#### Task requirements:
Copy out the material below in full, but not its images.

#### Dataset items:

#####

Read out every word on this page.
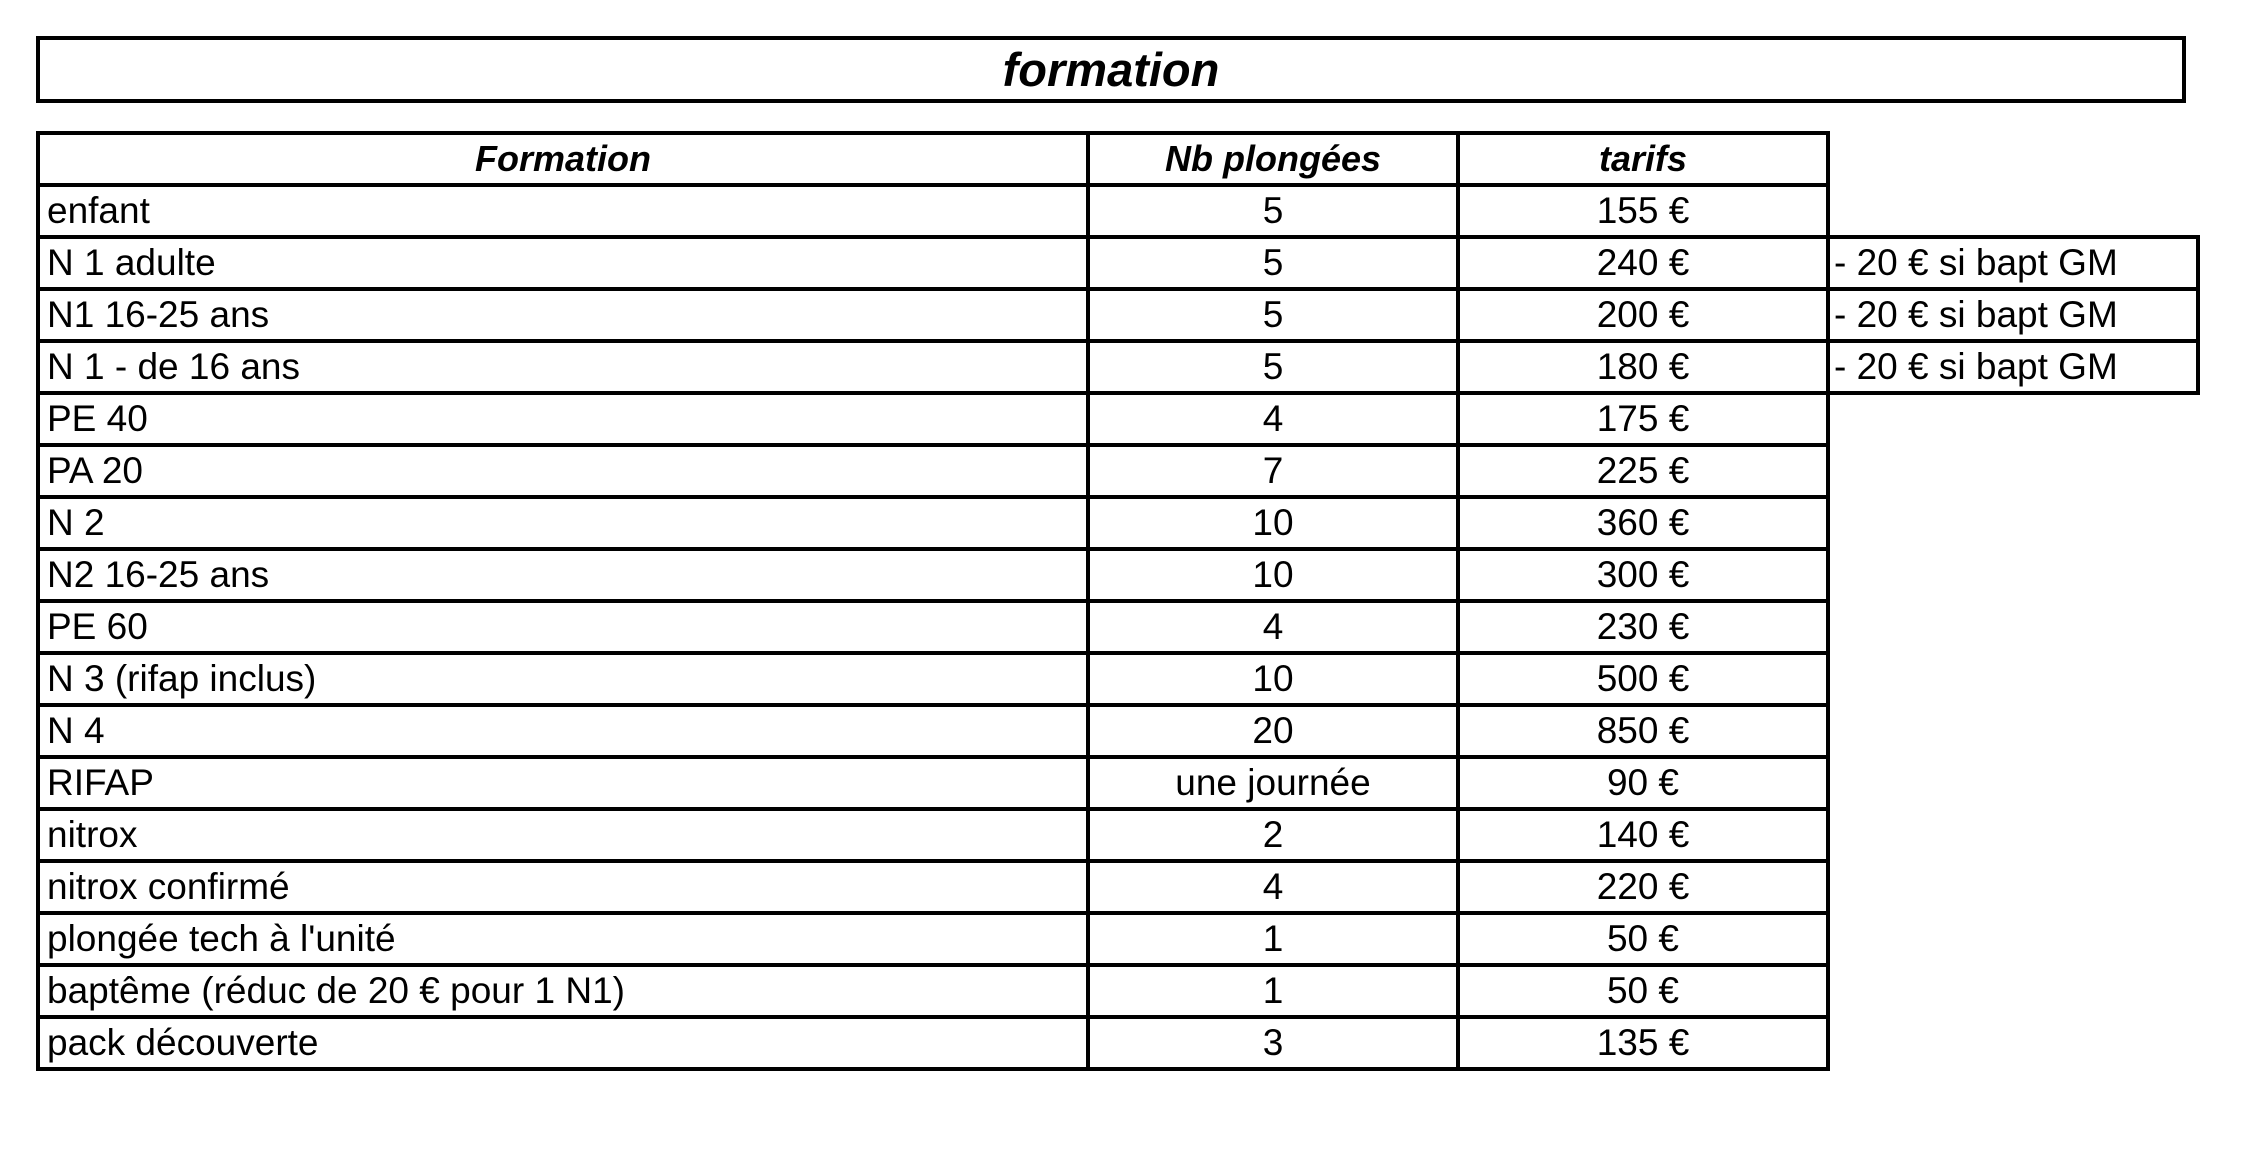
formation
Formation	Nb plongées	tarifs	
enfant	5	155 €	
N 1 adulte	5	240 €	- 20 € si bapt GM
N1 16-25 ans	5	200 €	- 20 € si bapt GM
N 1 - de 16 ans	5	180 €	- 20 € si bapt GM
PE 40	4	175 €	
PA 20	7	225 €	
N 2	10	360 €	
N2 16-25 ans	10	300 €	
PE 60	4	230 €	
N 3 (rifap inclus)	10	500 €	
N 4	20	850 €	
RIFAP	une journée	90 €	
nitrox	2	140 €	
nitrox confirmé	4	220 €	
plongée tech à l'unité	1	50 €	
baptême (réduc de 20 € pour 1 N1)	1	50 €	
pack découverte	3	135 €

#####

#### Final result:
Read out every word on this page.
formation
Formation	Nb plongées	tarifs	
enfant	5	155 €	
N 1 adulte	5	240 €	- 20 € si bapt GM
N1 16-25 ans	5	200 €	- 20 € si bapt GM
N 1 - de 16 ans	5	180 €	- 20 € si bapt GM
PE 40	4	175 €	
PA 20	7	225 €	
N 2	10	360 €	
N2 16-25 ans	10	300 €	
PE 60	4	230 €	
N 3 (rifap inclus)	10	500 €	
N 4	20	850 €	
RIFAP	une journée	90 €	
nitrox	2	140 €	
nitrox confirmé	4	220 €	
plongée tech à l'unité	1	50 €	
baptême (réduc de 20 € pour 1 N1)	1	50 €	
pack découverte	3	135 €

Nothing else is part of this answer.